WORK REQUIRED:
Copy out the data below as written; omit any images.

==== RECORDS PROVIDED

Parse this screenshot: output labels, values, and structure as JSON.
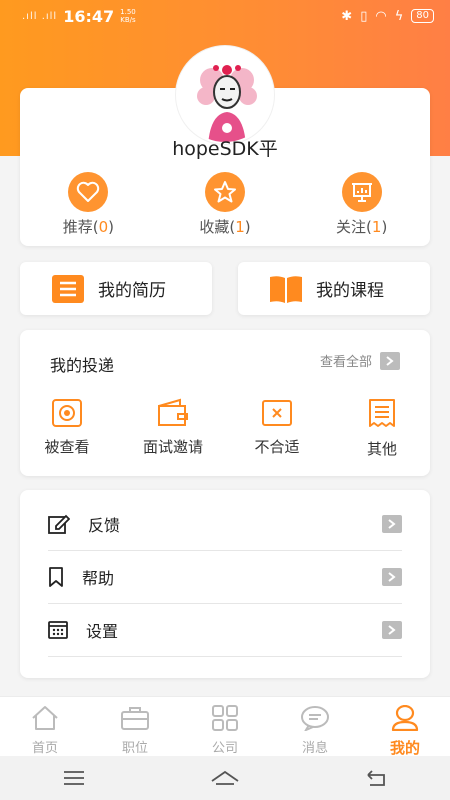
{
  "status_bar": {
    "time": "16:47",
    "speed_value": "1.50",
    "speed_unit": "KB/s",
    "battery": "80"
  },
  "profile": {
    "username": "hopeSDK平",
    "stats": [
      {
        "label": "推荐",
        "count": "0",
        "icon": "heart-icon"
      },
      {
        "label": "收藏",
        "count": "1",
        "icon": "star-icon"
      },
      {
        "label": "关注",
        "count": "1",
        "icon": "presentation-icon"
      }
    ]
  },
  "quick_actions": [
    {
      "label": "我的简历",
      "icon": "list-icon"
    },
    {
      "label": "我的课程",
      "icon": "book-icon"
    }
  ],
  "deliveries": {
    "title": "我的投递",
    "view_all": "查看全部",
    "items": [
      {
        "label": "被查看",
        "icon": "eye-box-icon"
      },
      {
        "label": "面试邀请",
        "icon": "wallet-icon"
      },
      {
        "label": "不合适",
        "icon": "x-box-icon"
      },
      {
        "label": "其他",
        "icon": "receipt-icon"
      }
    ]
  },
  "settings": [
    {
      "label": "反馈",
      "icon": "edit-icon"
    },
    {
      "label": "帮助",
      "icon": "bookmark-icon"
    },
    {
      "label": "设置",
      "icon": "calendar-icon"
    }
  ],
  "tabs": [
    {
      "label": "首页",
      "icon": "home-icon"
    },
    {
      "label": "职位",
      "icon": "briefcase-icon"
    },
    {
      "label": "公司",
      "icon": "grid-icon"
    },
    {
      "label": "消息",
      "icon": "chat-icon"
    },
    {
      "label": "我的",
      "icon": "user-icon",
      "active": true
    }
  ],
  "colors": {
    "accent": "#ff8a1f",
    "header_start": "#ff9a1f",
    "header_end": "#ff7f45"
  }
}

========

THE REPLY:
Parse this screenshot: output labels, values, and structure as JSON.
{
  "status_bar": {
    "time": "16:47",
    "speed_value": "1.50",
    "speed_unit": "KB/s",
    "battery": "80"
  },
  "profile": {
    "username": "hopeSDK平",
    "stats": [
      {
        "label": "推荐",
        "count": "0",
        "icon": "heart-icon"
      },
      {
        "label": "收藏",
        "count": "1",
        "icon": "star-icon"
      },
      {
        "label": "关注",
        "count": "1",
        "icon": "presentation-icon"
      }
    ]
  },
  "quick_actions": [
    {
      "label": "我的简历",
      "icon": "list-icon"
    },
    {
      "label": "我的课程",
      "icon": "book-icon"
    }
  ],
  "deliveries": {
    "title": "我的投递",
    "view_all": "查看全部",
    "items": [
      {
        "label": "被查看",
        "icon": "eye-box-icon"
      },
      {
        "label": "面试邀请",
        "icon": "wallet-icon"
      },
      {
        "label": "不合适",
        "icon": "x-box-icon"
      },
      {
        "label": "其他",
        "icon": "receipt-icon"
      }
    ]
  },
  "settings": [
    {
      "label": "反馈",
      "icon": "edit-icon"
    },
    {
      "label": "帮助",
      "icon": "bookmark-icon"
    },
    {
      "label": "设置",
      "icon": "calendar-icon"
    }
  ],
  "tabs": [
    {
      "label": "首页",
      "icon": "home-icon"
    },
    {
      "label": "职位",
      "icon": "briefcase-icon"
    },
    {
      "label": "公司",
      "icon": "grid-icon"
    },
    {
      "label": "消息",
      "icon": "chat-icon"
    },
    {
      "label": "我的",
      "icon": "user-icon",
      "active": true
    }
  ],
  "colors": {
    "accent": "#ff8a1f",
    "header_start": "#ff9a1f",
    "header_end": "#ff7f45"
  }
}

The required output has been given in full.